EXERCISE INSTRUCTIONS:
- A) In the outbound campaigns page, can you substitute "autodialer" for "dialer" and give the passage again between "# Outbound Campaigns" and "in the CRM.", inclusive?
- B) According to the outbound campaigns page, what pacing rates can a campaign be set to?

SUPPLIED PASSAGE:
++++++++++++++++++++
# Outbound Campaigns
> **Bulk dialing for sales, notifications, and callbacks — with compliance, pacing, and recording built in.**
> **TL;DR**
>
> * **What it is —** a bulk outbound dialer that takes a contact list, paces calls at a rate you set, dials through a pool of phone numbers, bridges answered calls to an agent or a department, and automatically respects your do-not-call list.
> * **Who it's for —** admins running lead-qualification, callback, or notification campaigns at scale. The scheduler runs autonomously.
> * **Top outcome —** thousands of calls placed over hours or days at a predictable rate, each one compliant, recorded, and attached to the contact record in the CRM.
## At a glance
| | |
| ------------------- | ----------------------------------------------------------------------------------------------------------------------------------------------------------------------------------------------------------------------------------------------------------------- |
| **Plan tier** | Included with every Lodgestory Voice plan. |
| **Who can manage** | Account Owners and Admins configure, start, pause, and cancel campaigns. Agents become bridge targets. |
| **Dial modes** | **Customer-first** — dial the customer, bridge an available agent on answer. Lower agent idle time, some abandonment risk. **Agent-first** — dial an agent first, then dial the customer, bridge when the customer picks up. Zero abandonment, higher agent idle. |
| **Pacing** | 1 to 20 calls per second, smoothly rate-limited. |
| **Number rotation** | Three strategies — round-robin across your pool, random, or "same number for the same contact" so callbacks reach the right caller ID. |
| **Retry policy** | 1 to 5 attempts per contact with a configurable backoff. |
| **Compliance** | Every dial checks your per-account do-not-call list. Uploads also flag contacts already on the list. |
| **Business hours** | Campaigns respect a business-hours window — no dialing outside it. |
| **Top limits** | Up to 50 concurrent calls per campaign. Up to 50 phone numbers in a campaign's rotation. Practical ceiling of hundreds of thousands of contacts per campaign. |
| **API** | Partner API available on request. |
## How to find it
**Sidebar:** Settings → Calling → \[your account] → **Outbound Campaigns**.
++++++++++++++++++++
DATA LINES:
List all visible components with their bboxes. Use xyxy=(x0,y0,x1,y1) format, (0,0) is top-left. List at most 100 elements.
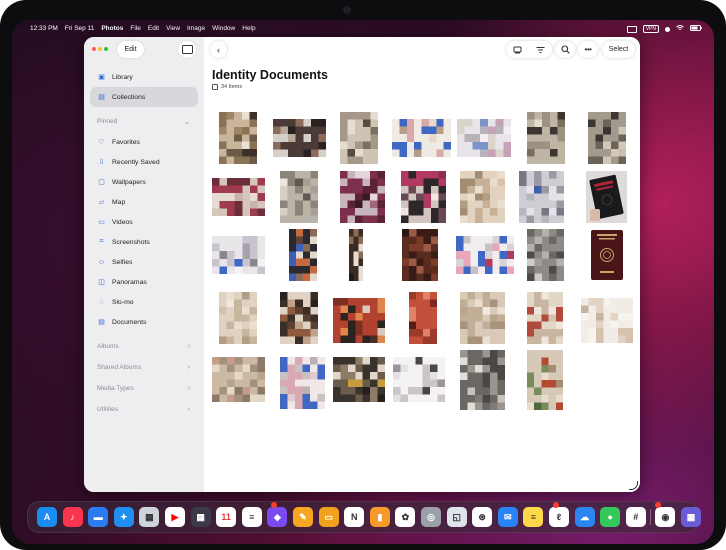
++++++++++++++++++++
FINAL RESULTS:
- A)
# Outbound Campaigns
> **Bulk dialing for sales, notifications, and callbacks — with compliance, pacing, and recording built in.**
> **TL;DR**
>
> * **What it is —** a bulk outbound autodialer that takes a contact list, paces calls at a rate you set, dials through a pool of phone numbers, bridges answered calls to an agent or a department, and automatically respects your do-not-call list.
> * **Who it's for —** admins running lead-qualification, callback, or notification campaigns at scale. The scheduler runs autonomously.
> * **Top outcome —** thousands of calls placed over hours or days at a predictable rate, each one compliant, recorded, and attached to the contact record in the CRM.

- B) From 1 to 20 calls per second, smoothly rate-limited.